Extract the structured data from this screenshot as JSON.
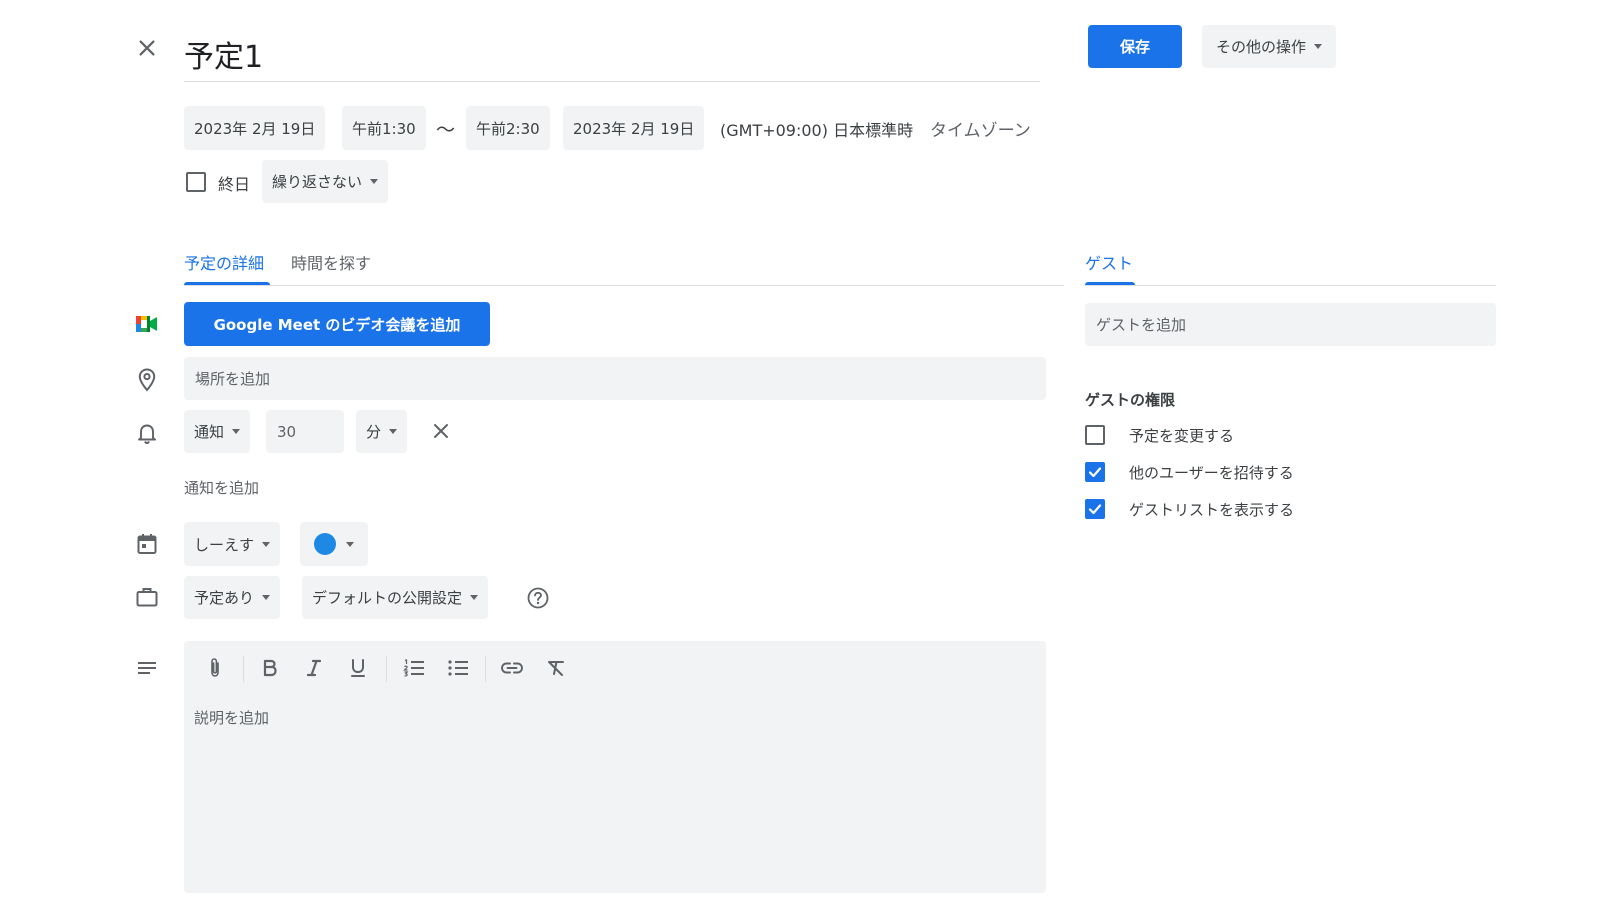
{
  "header": {
    "title": "予定1",
    "save_label": "保存",
    "more_actions_label": "その他の操作"
  },
  "datetime": {
    "start_date": "2023年 2月 19日",
    "start_time": "午前1:30",
    "separator": "～",
    "end_time": "午前2:30",
    "end_date": "2023年 2月 19日",
    "timezone": "(GMT+09:00) 日本標準時",
    "timezone_link": "タイムゾーン",
    "all_day_label": "終日",
    "all_day_checked": false,
    "repeat_label": "繰り返さない"
  },
  "tabs": {
    "details": "予定の詳細",
    "find_time": "時間を探す",
    "guests": "ゲスト"
  },
  "details": {
    "meet_button": "Google Meet のビデオ会議を追加",
    "location_placeholder": "場所を追加",
    "notification": {
      "type": "通知",
      "value": "30",
      "unit": "分"
    },
    "add_notification": "通知を追加",
    "calendar_name": "しーえす",
    "calendar_color": "#1e88e5",
    "availability": "予定あり",
    "visibility": "デフォルトの公開設定",
    "description_placeholder": "説明を追加"
  },
  "guests": {
    "add_placeholder": "ゲストを追加",
    "permissions_title": "ゲストの権限",
    "permissions": [
      {
        "label": "予定を変更する",
        "checked": false
      },
      {
        "label": "他のユーザーを招待する",
        "checked": true
      },
      {
        "label": "ゲストリストを表示する",
        "checked": true
      }
    ]
  },
  "icons": {
    "close": "close-icon",
    "meet": "google-meet-icon",
    "location": "location-pin-icon",
    "bell": "bell-icon",
    "calendar": "calendar-icon",
    "briefcase": "briefcase-icon",
    "help": "help-circle-icon",
    "description": "notes-icon",
    "toolbar": [
      "attach-icon",
      "bold-icon",
      "italic-icon",
      "underline-icon",
      "numbered-list-icon",
      "bulleted-list-icon",
      "link-icon",
      "clear-format-icon"
    ]
  },
  "colors": {
    "accent": "#1a73e8",
    "chip_bg": "#f1f3f4"
  }
}
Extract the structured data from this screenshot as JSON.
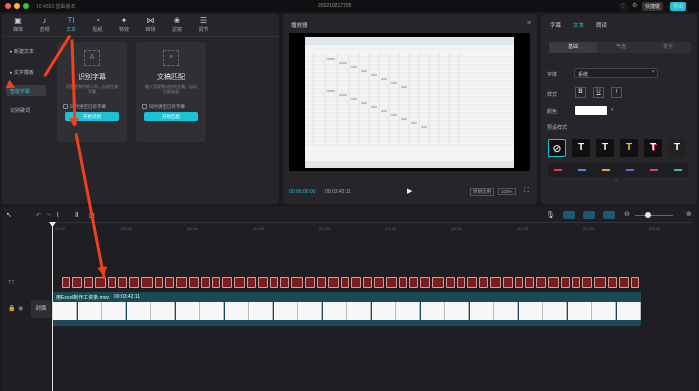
{
  "titlebar": {
    "app_text": "10:4553 基础版本",
    "project_title": "202210217705",
    "shortcut_label": "快捷键",
    "export_label": "导出"
  },
  "toolbar": [
    {
      "label": "媒体",
      "icon": "media-icon"
    },
    {
      "label": "音频",
      "icon": "audio-icon"
    },
    {
      "label": "文本",
      "icon": "text-icon"
    },
    {
      "label": "贴纸",
      "icon": "sticker-icon"
    },
    {
      "label": "特效",
      "icon": "effects-icon"
    },
    {
      "label": "转场",
      "icon": "transition-icon"
    },
    {
      "label": "滤镜",
      "icon": "filter-icon"
    },
    {
      "label": "调节",
      "icon": "adjust-icon"
    }
  ],
  "sidebar": [
    {
      "label": "▸ 新建文本"
    },
    {
      "label": "▸ 文字模板"
    },
    {
      "label": "智能字幕"
    },
    {
      "label": "识别歌词"
    }
  ],
  "cards": [
    {
      "title": "识别字幕",
      "desc": "识别音频中的人声，自动生成字幕",
      "checkbox": "同时清空已有字幕",
      "button": "开始识别"
    },
    {
      "title": "文稿匹配",
      "desc": "输入音视频对应的文稿，自动匹配画面",
      "checkbox": "同时清空已有字幕",
      "button": "开始匹配"
    }
  ],
  "player": {
    "title": "播放器",
    "time_current": "00:00:00:00",
    "time_total": "00:03:42:11",
    "ratio_label": "原始比例",
    "zoom_label": "100%"
  },
  "right_panel": {
    "tabs": [
      "字幕",
      "文本",
      "朗读"
    ],
    "segments": [
      "基础",
      "气泡",
      "花字"
    ],
    "font_label": "字体",
    "font_value": "系统",
    "style_label": "样式",
    "color_label": "颜色",
    "preset_label": "预设样式",
    "colors": {
      "accent": "#19c3d8",
      "arrow": "#f0401e"
    }
  },
  "timeline": {
    "ruler": [
      "00:00",
      "|00:20",
      "|00:40",
      "|01:00",
      "|01:20",
      "|01:40",
      "|02:00",
      "|02:20",
      "|02:40",
      "|03:00",
      "|03:20"
    ],
    "cover_label": "封面",
    "clip_name": "用Excel制作工资条.mov",
    "clip_duration": "00:03:42:11",
    "track_text_icon": "TT"
  }
}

--------------------

DESCRIPTION OF THE TASK >>
Write out every entry again word for word, without any of the pictures.

ANSWER TO THE TASK >>
Extract the structured data from this screenshot as JSON.
{
  "header": {
    "title": "予定1",
    "save_label": "保存",
    "more_actions_label": "その他の操作"
  },
  "datetime": {
    "start_date": "2023年 2月 19日",
    "start_time": "午前1:30",
    "separator": "～",
    "end_time": "午前2:30",
    "end_date": "2023年 2月 19日",
    "timezone": "(GMT+09:00) 日本標準時",
    "timezone_link": "タイムゾーン",
    "all_day_label": "終日",
    "all_day_checked": false,
    "repeat_label": "繰り返さない"
  },
  "tabs": {
    "details": "予定の詳細",
    "find_time": "時間を探す",
    "guests": "ゲスト"
  },
  "details": {
    "meet_button": "Google Meet のビデオ会議を追加",
    "location_placeholder": "場所を追加",
    "notification": {
      "type": "通知",
      "value": "30",
      "unit": "分"
    },
    "add_notification": "通知を追加",
    "calendar_name": "しーえす",
    "calendar_color": "#1e88e5",
    "availability": "予定あり",
    "visibility": "デフォルトの公開設定",
    "description_placeholder": "説明を追加"
  },
  "guests": {
    "add_placeholder": "ゲストを追加",
    "permissions_title": "ゲストの権限",
    "permissions": [
      {
        "label": "予定を変更する",
        "checked": false
      },
      {
        "label": "他のユーザーを招待する",
        "checked": true
      },
      {
        "label": "ゲストリストを表示する",
        "checked": true
      }
    ]
  },
  "icons": {
    "close": "close-icon",
    "meet": "google-meet-icon",
    "location": "location-pin-icon",
    "bell": "bell-icon",
    "calendar": "calendar-icon",
    "briefcase": "briefcase-icon",
    "help": "help-circle-icon",
    "description": "notes-icon",
    "toolbar": [
      "attach-icon",
      "bold-icon",
      "italic-icon",
      "underline-icon",
      "numbered-list-icon",
      "bulleted-list-icon",
      "link-icon",
      "clear-format-icon"
    ]
  },
  "colors": {
    "accent": "#1a73e8",
    "chip_bg": "#f1f3f4"
  }
}
Extract the structured data from this screenshot as JSON.
{
  "titlebar": {
    "app_text": "10:4553 基础版本",
    "project_title": "202210217705",
    "shortcut_label": "快捷键",
    "export_label": "导出"
  },
  "toolbar": [
    {
      "label": "媒体",
      "icon": "media-icon"
    },
    {
      "label": "音频",
      "icon": "audio-icon"
    },
    {
      "label": "文本",
      "icon": "text-icon"
    },
    {
      "label": "贴纸",
      "icon": "sticker-icon"
    },
    {
      "label": "特效",
      "icon": "effects-icon"
    },
    {
      "label": "转场",
      "icon": "transition-icon"
    },
    {
      "label": "滤镜",
      "icon": "filter-icon"
    },
    {
      "label": "调节",
      "icon": "adjust-icon"
    }
  ],
  "sidebar": [
    {
      "label": "▸ 新建文本"
    },
    {
      "label": "▸ 文字模板"
    },
    {
      "label": "智能字幕"
    },
    {
      "label": "识别歌词"
    }
  ],
  "cards": [
    {
      "title": "识别字幕",
      "desc": "识别音频中的人声，自动生成字幕",
      "checkbox": "同时清空已有字幕",
      "button": "开始识别"
    },
    {
      "title": "文稿匹配",
      "desc": "输入音视频对应的文稿，自动匹配画面",
      "checkbox": "同时清空已有字幕",
      "button": "开始匹配"
    }
  ],
  "player": {
    "title": "播放器",
    "time_current": "00:00:00:00",
    "time_total": "00:03:42:11",
    "ratio_label": "原始比例",
    "zoom_label": "100%"
  },
  "right_panel": {
    "tabs": [
      "字幕",
      "文本",
      "朗读"
    ],
    "segments": [
      "基础",
      "气泡",
      "花字"
    ],
    "font_label": "字体",
    "font_value": "系统",
    "style_label": "样式",
    "color_label": "颜色",
    "preset_label": "预设样式",
    "colors": {
      "accent": "#19c3d8",
      "arrow": "#f0401e"
    }
  },
  "timeline": {
    "ruler": [
      "00:00",
      "|00:20",
      "|00:40",
      "|01:00",
      "|01:20",
      "|01:40",
      "|02:00",
      "|02:20",
      "|02:40",
      "|03:00",
      "|03:20"
    ],
    "cover_label": "封面",
    "clip_name": "用Excel制作工资条.mov",
    "clip_duration": "00:03:42:11",
    "track_text_icon": "TT"
  }
}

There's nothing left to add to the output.